** Begin Supplied records **
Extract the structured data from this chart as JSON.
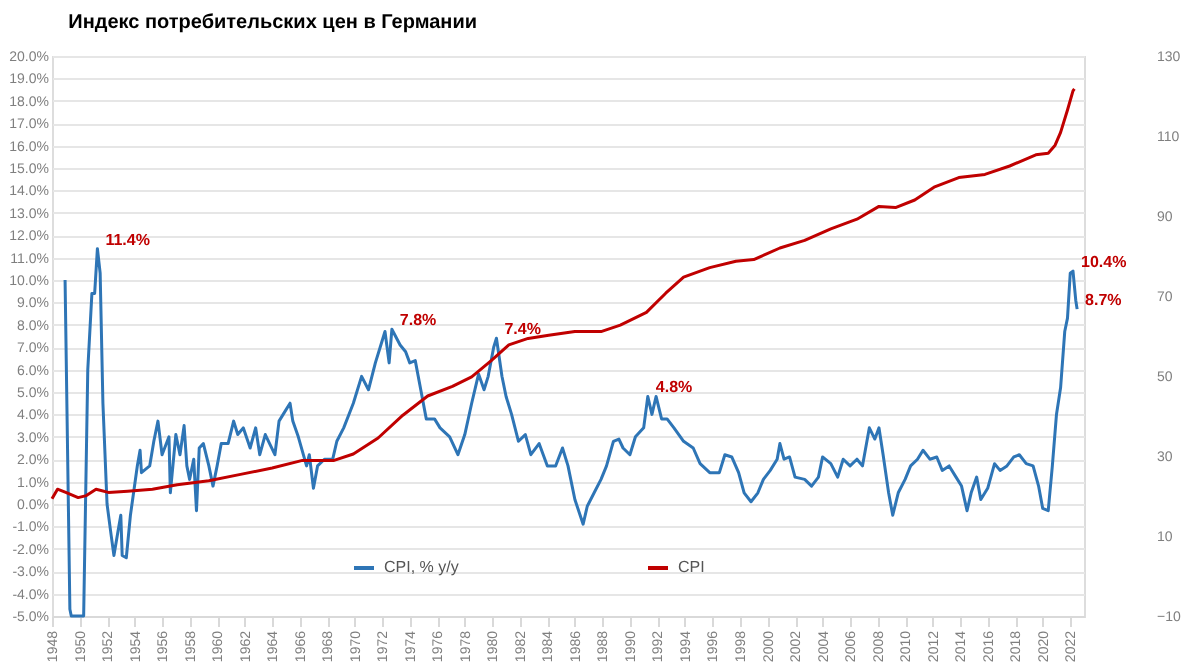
{
  "chart_data": {
    "type": "line",
    "title": "Индекс потребительских цен в Германии",
    "series": [
      {
        "name": "CPI, % y/y",
        "color": "#2e75b6",
        "x": [
          1948.95,
          1949.3,
          1949.4,
          1950.3,
          1950.6,
          1950.9,
          1951.1,
          1951.3,
          1951.5,
          1951.7,
          1952.0,
          1952.3,
          1952.5,
          1952.8,
          1953.0,
          1953.1,
          1953.4,
          1953.7,
          1954.2,
          1954.4,
          1954.5,
          1955.1,
          1955.4,
          1955.7,
          1956.0,
          1956.5,
          1956.6,
          1957.0,
          1957.3,
          1957.6,
          1957.8,
          1958.0,
          1958.3,
          1958.5,
          1958.7,
          1959.0,
          1959.4,
          1959.7,
          1960.0,
          1960.3,
          1960.8,
          1961.2,
          1961.5,
          1961.9,
          1962.4,
          1962.8,
          1963.1,
          1963.5,
          1964.2,
          1964.5,
          1964.9,
          1965.3,
          1965.5,
          1965.9,
          1966.5,
          1966.7,
          1967.0,
          1967.3,
          1967.8,
          1968.4,
          1968.7,
          1969.2,
          1969.9,
          1970.5,
          1971.0,
          1971.5,
          1971.9,
          1972.2,
          1972.5,
          1972.7,
          1973.3,
          1973.7,
          1974.0,
          1974.4,
          1974.8,
          1975.2,
          1975.8,
          1976.2,
          1976.9,
          1977.5,
          1978.0,
          1978.5,
          1979.0,
          1979.4,
          1979.7,
          1980.1,
          1980.3,
          1980.7,
          1981.0,
          1981.4,
          1981.9,
          1982.4,
          1982.8,
          1983.4,
          1984.0,
          1984.6,
          1985.1,
          1985.5,
          1986.0,
          1986.6,
          1986.9,
          1987.4,
          1987.9,
          1988.3,
          1988.8,
          1989.2,
          1989.5,
          1990.0,
          1990.4,
          1991.0,
          1991.3,
          1991.6,
          1991.9,
          1992.3,
          1992.7,
          1993.2,
          1993.9,
          1994.6,
          1995.1,
          1995.8,
          1996.5,
          1996.9,
          1997.4,
          1997.9,
          1998.3,
          1998.8,
          1999.3,
          1999.7,
          2000.2,
          2000.7,
          2000.9,
          2001.2,
          2001.6,
          2002.0,
          2002.7,
          2003.2,
          2003.7,
          2004.0,
          2004.6,
          2005.1,
          2005.5,
          2006.0,
          2006.5,
          2006.9,
          2007.4,
          2007.8,
          2008.1,
          2008.4,
          2008.8,
          2009.1,
          2009.5,
          2010.0,
          2010.4,
          2010.9,
          2011.3,
          2011.8,
          2012.3,
          2012.7,
          2013.2,
          2013.7,
          2014.1,
          2014.5,
          2014.8,
          2015.2,
          2015.5,
          2016.0,
          2016.5,
          2016.9,
          2017.4,
          2017.9,
          2018.3,
          2018.8,
          2019.3,
          2019.7,
          2020.0,
          2020.4,
          2020.7,
          2021.0,
          2021.3,
          2021.6,
          2021.8,
          2022.0,
          2022.2,
          2022.4,
          2022.5
        ],
        "values": [
          10.0,
          -4.7,
          -5.0,
          -5.0,
          6.0,
          9.4,
          9.4,
          11.4,
          10.3,
          4.5,
          0.0,
          -1.4,
          -2.3,
          -1.2,
          -0.5,
          -2.3,
          -2.4,
          -0.5,
          1.7,
          2.4,
          1.4,
          1.7,
          2.8,
          3.7,
          2.2,
          3.0,
          0.5,
          3.1,
          2.2,
          3.5,
          1.7,
          1.1,
          2.0,
          -0.3,
          2.5,
          2.7,
          1.7,
          0.8,
          1.7,
          2.7,
          2.7,
          3.7,
          3.1,
          3.4,
          2.5,
          3.4,
          2.2,
          3.1,
          2.2,
          3.7,
          4.1,
          4.5,
          3.7,
          3.0,
          1.7,
          2.2,
          0.7,
          1.7,
          2.0,
          2.0,
          2.8,
          3.4,
          4.5,
          5.7,
          5.1,
          6.3,
          7.1,
          7.7,
          6.3,
          7.8,
          7.1,
          6.8,
          6.3,
          6.4,
          5.1,
          3.8,
          3.8,
          3.4,
          3.0,
          2.2,
          3.1,
          4.5,
          5.8,
          5.1,
          5.7,
          7.0,
          7.4,
          5.7,
          4.8,
          4.0,
          2.8,
          3.1,
          2.2,
          2.7,
          1.7,
          1.7,
          2.5,
          1.7,
          0.2,
          -0.9,
          -0.1,
          0.5,
          1.1,
          1.7,
          2.8,
          2.9,
          2.5,
          2.2,
          3.0,
          3.4,
          4.8,
          4.0,
          4.8,
          3.8,
          3.8,
          3.4,
          2.8,
          2.5,
          1.8,
          1.4,
          1.4,
          2.2,
          2.1,
          1.4,
          0.5,
          0.1,
          0.5,
          1.1,
          1.5,
          2.0,
          2.7,
          2.0,
          2.1,
          1.2,
          1.1,
          0.8,
          1.2,
          2.1,
          1.8,
          1.2,
          2.0,
          1.7,
          2.0,
          1.7,
          3.4,
          2.9,
          3.4,
          2.2,
          0.5,
          -0.5,
          0.5,
          1.1,
          1.7,
          2.0,
          2.4,
          2.0,
          2.1,
          1.5,
          1.7,
          1.2,
          0.8,
          -0.3,
          0.5,
          1.2,
          0.2,
          0.7,
          1.8,
          1.5,
          1.7,
          2.1,
          2.2,
          1.8,
          1.7,
          0.8,
          -0.2,
          -0.3,
          1.7,
          4.0,
          5.2,
          7.7,
          8.3,
          10.3,
          10.4,
          9.1,
          8.7
        ]
      },
      {
        "name": "CPI",
        "color": "#c00000",
        "axis": "y2",
        "x": [
          1948.0,
          1948.4,
          1949.0,
          1949.9,
          1950.5,
          1951.2,
          1952.1,
          1953.5,
          1955.3,
          1957.1,
          1959.4,
          1961.7,
          1964.0,
          1966.2,
          1968.5,
          1969.9,
          1971.7,
          1973.5,
          1975.3,
          1977.1,
          1978.5,
          1979.9,
          1981.2,
          1982.6,
          1984.1,
          1986.0,
          1987.9,
          1989.3,
          1991.2,
          1992.6,
          1993.9,
          1995.8,
          1997.7,
          1999.0,
          2000.9,
          2002.7,
          2004.6,
          2006.5,
          2008.1,
          2009.3,
          2010.7,
          2012.1,
          2013.9,
          2015.8,
          2017.6,
          2019.5,
          2020.4,
          2020.9,
          2021.3,
          2021.8,
          2022.2,
          2022.3
        ],
        "values": [
          19.3,
          21.7,
          20.9,
          19.6,
          20.1,
          21.7,
          20.9,
          21.2,
          21.7,
          22.8,
          23.8,
          25.4,
          27.0,
          28.9,
          28.9,
          30.5,
          34.5,
          40.2,
          45.0,
          47.4,
          49.8,
          53.8,
          57.8,
          59.4,
          60.2,
          61.1,
          61.1,
          62.7,
          65.9,
          70.7,
          74.7,
          77.1,
          78.7,
          79.1,
          82.0,
          83.9,
          86.8,
          89.2,
          92.4,
          92.1,
          94.0,
          97.2,
          99.6,
          100.4,
          102.5,
          105.3,
          105.7,
          107.7,
          110.9,
          116.5,
          121.3,
          121.8
        ]
      }
    ],
    "xlim": [
      1948,
      2023
    ],
    "xticks": [
      1948,
      1950,
      1952,
      1954,
      1956,
      1958,
      1960,
      1962,
      1964,
      1966,
      1968,
      1970,
      1972,
      1974,
      1976,
      1978,
      1980,
      1982,
      1984,
      1986,
      1988,
      1990,
      1992,
      1994,
      1996,
      1998,
      2000,
      2002,
      2004,
      2006,
      2008,
      2010,
      2012,
      2014,
      2016,
      2018,
      2020,
      2022
    ],
    "ylim": [
      -5,
      20
    ],
    "yticks": [
      {
        "value": -5,
        "label": "-5.0%"
      },
      {
        "value": -4,
        "label": "-4.0%"
      },
      {
        "value": -3,
        "label": "-3.0%"
      },
      {
        "value": -2,
        "label": "-2.0%"
      },
      {
        "value": -1,
        "label": "-1.0%"
      },
      {
        "value": 0,
        "label": "0.0%"
      },
      {
        "value": 1,
        "label": "1.0%"
      },
      {
        "value": 2,
        "label": "2.0%"
      },
      {
        "value": 3,
        "label": "3.0%"
      },
      {
        "value": 4,
        "label": "4.0%"
      },
      {
        "value": 5,
        "label": "5.0%"
      },
      {
        "value": 6,
        "label": "6.0%"
      },
      {
        "value": 7,
        "label": "7.0%"
      },
      {
        "value": 8,
        "label": "8.0%"
      },
      {
        "value": 9,
        "label": "9.0%"
      },
      {
        "value": 10,
        "label": "10.0%"
      },
      {
        "value": 11,
        "label": "11.0%"
      },
      {
        "value": 12,
        "label": "12.0%"
      },
      {
        "value": 13,
        "label": "13.0%"
      },
      {
        "value": 14,
        "label": "14.0%"
      },
      {
        "value": 15,
        "label": "15.0%"
      },
      {
        "value": 16,
        "label": "16.0%"
      },
      {
        "value": 17,
        "label": "17.0%"
      },
      {
        "value": 18,
        "label": "18.0%"
      },
      {
        "value": 19,
        "label": "19.0%"
      },
      {
        "value": 20,
        "label": "20.0%"
      }
    ],
    "y2lim": [
      -10,
      130
    ],
    "y2ticks": [
      -10,
      10,
      30,
      50,
      70,
      90,
      110,
      130
    ],
    "annotations": [
      {
        "text": "11.4%",
        "x": 1951.3,
        "y": 11.4
      },
      {
        "text": "7.8%",
        "x": 1972.7,
        "y": 7.8
      },
      {
        "text": "7.4%",
        "x": 1980.3,
        "y": 7.4
      },
      {
        "text": "4.8%",
        "x": 1991.3,
        "y": 4.8
      },
      {
        "text": "10.4%",
        "x": 2022.2,
        "y": 10.4
      },
      {
        "text": "8.7%",
        "x": 2022.5,
        "y": 8.7
      }
    ],
    "grid": "y",
    "legend": "bottom",
    "line_style": "solid",
    "marker": "none"
  }
}
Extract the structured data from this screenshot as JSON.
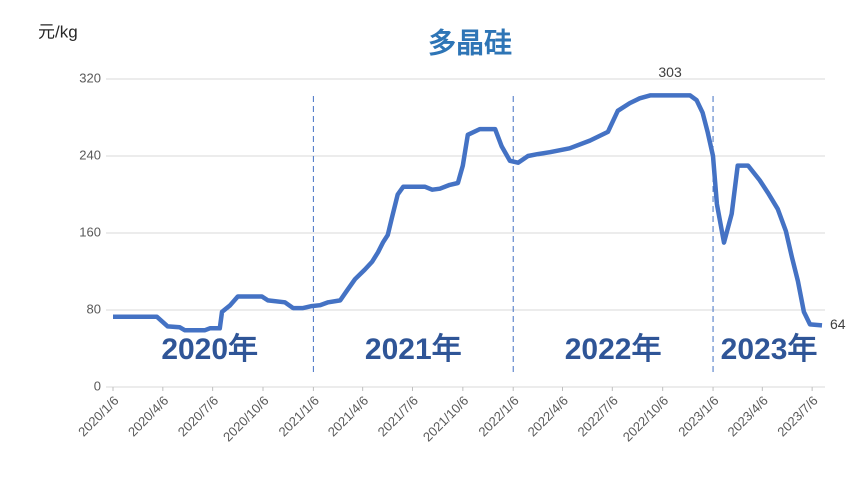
{
  "chart_data": {
    "type": "line",
    "title": "多晶硅",
    "y_label": "元/kg",
    "x": [
      "2020/1/6",
      "2020/3/26",
      "2020/4/15",
      "2020/5/7",
      "2020/5/16",
      "2020/6/22",
      "2020/7/1",
      "2020/7/19",
      "2020/7/23",
      "2020/8/7",
      "2020/8/21",
      "2020/10/4",
      "2020/10/15",
      "2020/11/15",
      "2020/11/30",
      "2020/12/18",
      "2021/1/3",
      "2021/1/18",
      "2021/2/2",
      "2021/2/24",
      "2021/3/8",
      "2021/3/23",
      "2021/4/10",
      "2021/4/23",
      "2021/5/4",
      "2021/5/13",
      "2021/5/22",
      "2021/5/29",
      "2021/6/9",
      "2021/6/19",
      "2021/7/29",
      "2021/8/11",
      "2021/8/25",
      "2021/9/12",
      "2021/9/27",
      "2021/10/6",
      "2021/10/15",
      "2021/11/6",
      "2021/12/4",
      "2021/12/16",
      "2021/12/31",
      "2022/1/15",
      "2022/2/2",
      "2022/2/20",
      "2022/3/14",
      "2022/4/19",
      "2022/5/26",
      "2022/6/28",
      "2022/7/16",
      "2022/8/7",
      "2022/8/25",
      "2022/9/13",
      "2022/11/25",
      "2022/12/7",
      "2022/12/18",
      "2022/12/27",
      "2023/1/6",
      "2023/1/13",
      "2023/1/26",
      "2023/2/9",
      "2023/2/20",
      "2023/3/11",
      "2023/4/1",
      "2023/4/16",
      "2023/5/4",
      "2023/5/19",
      "2023/5/30",
      "2023/6/10",
      "2023/6/21",
      "2023/7/2",
      "2023/7/24"
    ],
    "series": [
      {
        "name": "多晶硅",
        "color": "#4472c4",
        "values": [
          73,
          73,
          63,
          62,
          59,
          59,
          61,
          61,
          78,
          85,
          94,
          94,
          90,
          88,
          82,
          82,
          84,
          85,
          88,
          90,
          100,
          112,
          122,
          130,
          140,
          150,
          158,
          175,
          200,
          208,
          208,
          205,
          206,
          210,
          212,
          230,
          262,
          268,
          268,
          250,
          235,
          233,
          240,
          242,
          244,
          248,
          256,
          265,
          287,
          295,
          300,
          303,
          303,
          298,
          285,
          265,
          240,
          190,
          150,
          180,
          230,
          230,
          215,
          202,
          185,
          162,
          135,
          110,
          78,
          65,
          64
        ]
      }
    ],
    "xlim": [
      "2020/1/6",
      "2023/7/24"
    ],
    "xticks": [
      "2020/1/6",
      "2020/4/6",
      "2020/7/6",
      "2020/10/6",
      "2021/1/6",
      "2021/4/6",
      "2021/7/6",
      "2021/10/6",
      "2022/1/6",
      "2022/4/6",
      "2022/7/6",
      "2022/10/6",
      "2023/1/6",
      "2023/4/6",
      "2023/7/6"
    ],
    "ylim": [
      0,
      320
    ],
    "yticks": [
      0,
      80,
      160,
      240,
      320
    ],
    "grid": true,
    "vlines": [
      "2021/1/6",
      "2022/1/6",
      "2023/1/6"
    ],
    "annotations": [
      "2020年",
      "2021年",
      "2022年",
      "2023年"
    ]
  }
}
** End Supplied records **
Pull every line containing the word "text" out of the material.

- Answer to this exercise
        "text": "11.4%",
        "text": "7.8%",
        "text": "7.4%",
        "text": "4.8%",
        "text": "10.4%",
        "text": "8.7%",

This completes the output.